▶ _WHAT THE TASK REQUIRES_
Restate the entire listing word for word.

-- start of DATA LISTING --

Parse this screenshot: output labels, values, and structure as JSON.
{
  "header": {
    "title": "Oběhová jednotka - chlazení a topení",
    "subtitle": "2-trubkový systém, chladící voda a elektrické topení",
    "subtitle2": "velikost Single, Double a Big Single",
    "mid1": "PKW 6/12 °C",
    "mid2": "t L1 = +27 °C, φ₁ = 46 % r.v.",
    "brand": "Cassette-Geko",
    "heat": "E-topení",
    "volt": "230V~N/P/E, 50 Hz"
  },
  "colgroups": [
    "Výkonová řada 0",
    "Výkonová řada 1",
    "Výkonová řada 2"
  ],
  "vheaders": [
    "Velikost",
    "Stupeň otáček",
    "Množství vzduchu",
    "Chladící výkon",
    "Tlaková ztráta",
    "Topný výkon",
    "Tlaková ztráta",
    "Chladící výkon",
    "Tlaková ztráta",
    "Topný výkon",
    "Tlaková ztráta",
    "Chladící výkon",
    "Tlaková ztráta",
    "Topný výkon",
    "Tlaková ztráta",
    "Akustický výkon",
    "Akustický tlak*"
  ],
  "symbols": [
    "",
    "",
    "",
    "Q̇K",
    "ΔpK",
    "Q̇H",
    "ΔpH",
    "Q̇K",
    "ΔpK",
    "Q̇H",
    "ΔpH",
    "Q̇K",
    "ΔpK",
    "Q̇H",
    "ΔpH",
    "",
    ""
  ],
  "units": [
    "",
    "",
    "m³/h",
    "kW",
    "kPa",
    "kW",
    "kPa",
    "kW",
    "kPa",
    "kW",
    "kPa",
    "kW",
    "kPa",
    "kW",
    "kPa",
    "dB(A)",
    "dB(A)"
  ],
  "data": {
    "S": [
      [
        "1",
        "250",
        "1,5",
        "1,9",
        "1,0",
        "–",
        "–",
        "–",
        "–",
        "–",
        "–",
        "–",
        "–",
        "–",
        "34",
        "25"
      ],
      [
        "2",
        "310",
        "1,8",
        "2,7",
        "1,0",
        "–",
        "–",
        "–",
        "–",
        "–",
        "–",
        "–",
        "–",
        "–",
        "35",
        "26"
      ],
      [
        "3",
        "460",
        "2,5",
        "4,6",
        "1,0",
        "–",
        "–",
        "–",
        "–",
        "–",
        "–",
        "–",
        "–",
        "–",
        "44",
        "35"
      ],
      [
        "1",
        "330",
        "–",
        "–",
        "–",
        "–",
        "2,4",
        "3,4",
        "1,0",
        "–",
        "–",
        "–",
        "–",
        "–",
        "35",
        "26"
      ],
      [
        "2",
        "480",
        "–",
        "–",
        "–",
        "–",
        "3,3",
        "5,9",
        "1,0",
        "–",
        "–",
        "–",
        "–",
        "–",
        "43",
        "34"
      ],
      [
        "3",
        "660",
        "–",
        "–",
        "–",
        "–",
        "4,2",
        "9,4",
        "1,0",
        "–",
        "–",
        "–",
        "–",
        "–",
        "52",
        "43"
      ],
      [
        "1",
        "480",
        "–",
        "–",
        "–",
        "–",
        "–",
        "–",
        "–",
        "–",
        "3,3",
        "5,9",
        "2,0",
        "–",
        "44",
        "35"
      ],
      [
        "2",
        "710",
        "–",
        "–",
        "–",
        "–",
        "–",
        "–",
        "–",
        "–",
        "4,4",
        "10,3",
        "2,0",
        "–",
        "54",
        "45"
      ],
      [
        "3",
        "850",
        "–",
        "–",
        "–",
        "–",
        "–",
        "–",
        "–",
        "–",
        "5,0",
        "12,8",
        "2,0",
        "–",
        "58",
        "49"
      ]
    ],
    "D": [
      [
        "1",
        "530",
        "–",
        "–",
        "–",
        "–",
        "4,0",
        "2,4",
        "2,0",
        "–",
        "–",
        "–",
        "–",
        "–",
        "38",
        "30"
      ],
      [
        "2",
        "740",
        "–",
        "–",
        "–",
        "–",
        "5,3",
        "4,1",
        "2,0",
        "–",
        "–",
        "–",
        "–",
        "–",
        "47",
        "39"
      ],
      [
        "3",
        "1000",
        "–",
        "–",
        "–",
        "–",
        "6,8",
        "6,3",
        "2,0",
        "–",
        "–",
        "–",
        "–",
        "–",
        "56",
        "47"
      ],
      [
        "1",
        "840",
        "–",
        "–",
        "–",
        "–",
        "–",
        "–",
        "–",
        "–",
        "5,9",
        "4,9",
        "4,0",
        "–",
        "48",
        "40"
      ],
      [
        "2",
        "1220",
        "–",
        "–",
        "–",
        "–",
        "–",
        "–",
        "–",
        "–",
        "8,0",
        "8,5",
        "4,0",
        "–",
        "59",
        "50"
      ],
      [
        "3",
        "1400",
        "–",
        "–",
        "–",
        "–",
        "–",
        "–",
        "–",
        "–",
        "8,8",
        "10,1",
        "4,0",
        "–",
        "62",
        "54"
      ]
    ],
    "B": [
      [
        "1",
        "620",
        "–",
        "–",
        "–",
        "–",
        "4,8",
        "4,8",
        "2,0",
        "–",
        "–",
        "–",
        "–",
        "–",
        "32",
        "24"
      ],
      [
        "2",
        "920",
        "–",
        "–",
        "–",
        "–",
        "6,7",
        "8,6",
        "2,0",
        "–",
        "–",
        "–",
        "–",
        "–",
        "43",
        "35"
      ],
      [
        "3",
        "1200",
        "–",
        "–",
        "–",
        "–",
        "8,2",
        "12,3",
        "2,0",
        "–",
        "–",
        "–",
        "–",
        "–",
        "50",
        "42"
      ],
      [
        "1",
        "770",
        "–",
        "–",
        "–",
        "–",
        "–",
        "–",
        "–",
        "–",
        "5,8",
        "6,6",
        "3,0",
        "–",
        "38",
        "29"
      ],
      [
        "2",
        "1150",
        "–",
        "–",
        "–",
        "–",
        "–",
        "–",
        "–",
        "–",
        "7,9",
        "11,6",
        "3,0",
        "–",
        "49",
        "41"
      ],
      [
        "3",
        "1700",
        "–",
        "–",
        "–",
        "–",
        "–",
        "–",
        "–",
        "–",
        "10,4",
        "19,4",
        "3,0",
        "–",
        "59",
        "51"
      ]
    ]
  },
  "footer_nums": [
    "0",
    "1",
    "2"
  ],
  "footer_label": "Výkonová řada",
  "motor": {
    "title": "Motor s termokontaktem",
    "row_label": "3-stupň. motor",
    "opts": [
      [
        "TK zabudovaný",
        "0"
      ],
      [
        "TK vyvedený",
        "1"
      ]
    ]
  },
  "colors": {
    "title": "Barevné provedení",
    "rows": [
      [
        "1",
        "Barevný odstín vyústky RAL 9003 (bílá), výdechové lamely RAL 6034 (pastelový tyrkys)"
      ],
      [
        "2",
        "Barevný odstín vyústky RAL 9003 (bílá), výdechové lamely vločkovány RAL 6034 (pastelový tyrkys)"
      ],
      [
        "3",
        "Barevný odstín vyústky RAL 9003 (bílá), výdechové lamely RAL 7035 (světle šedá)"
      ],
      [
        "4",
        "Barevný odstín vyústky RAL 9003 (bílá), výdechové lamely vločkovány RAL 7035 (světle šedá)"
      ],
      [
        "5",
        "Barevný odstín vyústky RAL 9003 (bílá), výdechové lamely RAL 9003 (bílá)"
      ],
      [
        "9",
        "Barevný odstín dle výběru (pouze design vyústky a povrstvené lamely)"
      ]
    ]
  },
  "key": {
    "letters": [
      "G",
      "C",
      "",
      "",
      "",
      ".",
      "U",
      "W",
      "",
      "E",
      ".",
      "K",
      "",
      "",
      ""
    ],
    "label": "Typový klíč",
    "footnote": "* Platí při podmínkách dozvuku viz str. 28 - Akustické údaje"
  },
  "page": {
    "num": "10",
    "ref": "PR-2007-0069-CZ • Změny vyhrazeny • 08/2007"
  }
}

-- end of DATA LISTING --

▶ _CORRECT OUTPUT_
Parse this screenshot: output labels, values, and structure as JSON.
{
  "header": {
    "title": "Oběhová jednotka - chlazení a topení",
    "subtitle": "2-trubkový systém, chladící voda a elektrické topení",
    "subtitle2": "velikost Single, Double a Big Single",
    "mid1": "PKW 6/12 °C",
    "mid2": "t L1 = +27 °C, φ₁ = 46 % r.v.",
    "brand": "Cassette-Geko",
    "heat": "E-topení",
    "volt": "230V~N/P/E, 50 Hz"
  },
  "colgroups": [
    "Výkonová řada 0",
    "Výkonová řada 1",
    "Výkonová řada 2"
  ],
  "vheaders": [
    "Velikost",
    "Stupeň otáček",
    "Množství vzduchu",
    "Chladící výkon",
    "Tlaková ztráta",
    "Topný výkon",
    "Tlaková ztráta",
    "Chladící výkon",
    "Tlaková ztráta",
    "Topný výkon",
    "Tlaková ztráta",
    "Chladící výkon",
    "Tlaková ztráta",
    "Topný výkon",
    "Tlaková ztráta",
    "Akustický výkon",
    "Akustický tlak*"
  ],
  "symbols": [
    "",
    "",
    "",
    "Q̇K",
    "ΔpK",
    "Q̇H",
    "ΔpH",
    "Q̇K",
    "ΔpK",
    "Q̇H",
    "ΔpH",
    "Q̇K",
    "ΔpK",
    "Q̇H",
    "ΔpH",
    "",
    ""
  ],
  "units": [
    "",
    "",
    "m³/h",
    "kW",
    "kPa",
    "kW",
    "kPa",
    "kW",
    "kPa",
    "kW",
    "kPa",
    "kW",
    "kPa",
    "kW",
    "kPa",
    "dB(A)",
    "dB(A)"
  ],
  "data": {
    "S": [
      [
        "1",
        "250",
        "1,5",
        "1,9",
        "1,0",
        "–",
        "–",
        "–",
        "–",
        "–",
        "–",
        "–",
        "–",
        "–",
        "34",
        "25"
      ],
      [
        "2",
        "310",
        "1,8",
        "2,7",
        "1,0",
        "–",
        "–",
        "–",
        "–",
        "–",
        "–",
        "–",
        "–",
        "–",
        "35",
        "26"
      ],
      [
        "3",
        "460",
        "2,5",
        "4,6",
        "1,0",
        "–",
        "–",
        "–",
        "–",
        "–",
        "–",
        "–",
        "–",
        "–",
        "44",
        "35"
      ],
      [
        "1",
        "330",
        "–",
        "–",
        "–",
        "–",
        "2,4",
        "3,4",
        "1,0",
        "–",
        "–",
        "–",
        "–",
        "–",
        "35",
        "26"
      ],
      [
        "2",
        "480",
        "–",
        "–",
        "–",
        "–",
        "3,3",
        "5,9",
        "1,0",
        "–",
        "–",
        "–",
        "–",
        "–",
        "43",
        "34"
      ],
      [
        "3",
        "660",
        "–",
        "–",
        "–",
        "–",
        "4,2",
        "9,4",
        "1,0",
        "–",
        "–",
        "–",
        "–",
        "–",
        "52",
        "43"
      ],
      [
        "1",
        "480",
        "–",
        "–",
        "–",
        "–",
        "–",
        "–",
        "–",
        "–",
        "3,3",
        "5,9",
        "2,0",
        "–",
        "44",
        "35"
      ],
      [
        "2",
        "710",
        "–",
        "–",
        "–",
        "–",
        "–",
        "–",
        "–",
        "–",
        "4,4",
        "10,3",
        "2,0",
        "–",
        "54",
        "45"
      ],
      [
        "3",
        "850",
        "–",
        "–",
        "–",
        "–",
        "–",
        "–",
        "–",
        "–",
        "5,0",
        "12,8",
        "2,0",
        "–",
        "58",
        "49"
      ]
    ],
    "D": [
      [
        "1",
        "530",
        "–",
        "–",
        "–",
        "–",
        "4,0",
        "2,4",
        "2,0",
        "–",
        "–",
        "–",
        "–",
        "–",
        "38",
        "30"
      ],
      [
        "2",
        "740",
        "–",
        "–",
        "–",
        "–",
        "5,3",
        "4,1",
        "2,0",
        "–",
        "–",
        "–",
        "–",
        "–",
        "47",
        "39"
      ],
      [
        "3",
        "1000",
        "–",
        "–",
        "–",
        "–",
        "6,8",
        "6,3",
        "2,0",
        "–",
        "–",
        "–",
        "–",
        "–",
        "56",
        "47"
      ],
      [
        "1",
        "840",
        "–",
        "–",
        "–",
        "–",
        "–",
        "–",
        "–",
        "–",
        "5,9",
        "4,9",
        "4,0",
        "–",
        "48",
        "40"
      ],
      [
        "2",
        "1220",
        "–",
        "–",
        "–",
        "–",
        "–",
        "–",
        "–",
        "–",
        "8,0",
        "8,5",
        "4,0",
        "–",
        "59",
        "50"
      ],
      [
        "3",
        "1400",
        "–",
        "–",
        "–",
        "–",
        "–",
        "–",
        "–",
        "–",
        "8,8",
        "10,1",
        "4,0",
        "–",
        "62",
        "54"
      ]
    ],
    "B": [
      [
        "1",
        "620",
        "–",
        "–",
        "–",
        "–",
        "4,8",
        "4,8",
        "2,0",
        "–",
        "–",
        "–",
        "–",
        "–",
        "32",
        "24"
      ],
      [
        "2",
        "920",
        "–",
        "–",
        "–",
        "–",
        "6,7",
        "8,6",
        "2,0",
        "–",
        "–",
        "–",
        "–",
        "–",
        "43",
        "35"
      ],
      [
        "3",
        "1200",
        "–",
        "–",
        "–",
        "–",
        "8,2",
        "12,3",
        "2,0",
        "–",
        "–",
        "–",
        "–",
        "–",
        "50",
        "42"
      ],
      [
        "1",
        "770",
        "–",
        "–",
        "–",
        "–",
        "–",
        "–",
        "–",
        "–",
        "5,8",
        "6,6",
        "3,0",
        "–",
        "38",
        "29"
      ],
      [
        "2",
        "1150",
        "–",
        "–",
        "–",
        "–",
        "–",
        "–",
        "–",
        "–",
        "7,9",
        "11,6",
        "3,0",
        "–",
        "49",
        "41"
      ],
      [
        "3",
        "1700",
        "–",
        "–",
        "–",
        "–",
        "–",
        "–",
        "–",
        "–",
        "10,4",
        "19,4",
        "3,0",
        "–",
        "59",
        "51"
      ]
    ]
  },
  "footer_nums": [
    "0",
    "1",
    "2"
  ],
  "footer_label": "Výkonová řada",
  "motor": {
    "title": "Motor s termokontaktem",
    "row_label": "3-stupň. motor",
    "opts": [
      [
        "TK zabudovaný",
        "0"
      ],
      [
        "TK vyvedený",
        "1"
      ]
    ]
  },
  "colors": {
    "title": "Barevné provedení",
    "rows": [
      [
        "1",
        "Barevný odstín vyústky RAL 9003 (bílá), výdechové lamely RAL 6034 (pastelový tyrkys)"
      ],
      [
        "2",
        "Barevný odstín vyústky RAL 9003 (bílá), výdechové lamely vločkovány RAL 6034 (pastelový tyrkys)"
      ],
      [
        "3",
        "Barevný odstín vyústky RAL 9003 (bílá), výdechové lamely RAL 7035 (světle šedá)"
      ],
      [
        "4",
        "Barevný odstín vyústky RAL 9003 (bílá), výdechové lamely vločkovány RAL 7035 (světle šedá)"
      ],
      [
        "5",
        "Barevný odstín vyústky RAL 9003 (bílá), výdechové lamely RAL 9003 (bílá)"
      ],
      [
        "9",
        "Barevný odstín dle výběru (pouze design vyústky a povrstvené lamely)"
      ]
    ]
  },
  "key": {
    "letters": [
      "G",
      "C",
      "",
      "",
      "",
      ".",
      "U",
      "W",
      "",
      "E",
      ".",
      "K",
      "",
      "",
      ""
    ],
    "label": "Typový klíč",
    "footnote": "* Platí při podmínkách dozvuku viz str. 28 - Akustické údaje"
  },
  "page": {
    "num": "10",
    "ref": "PR-2007-0069-CZ • Změny vyhrazeny • 08/2007"
  }
}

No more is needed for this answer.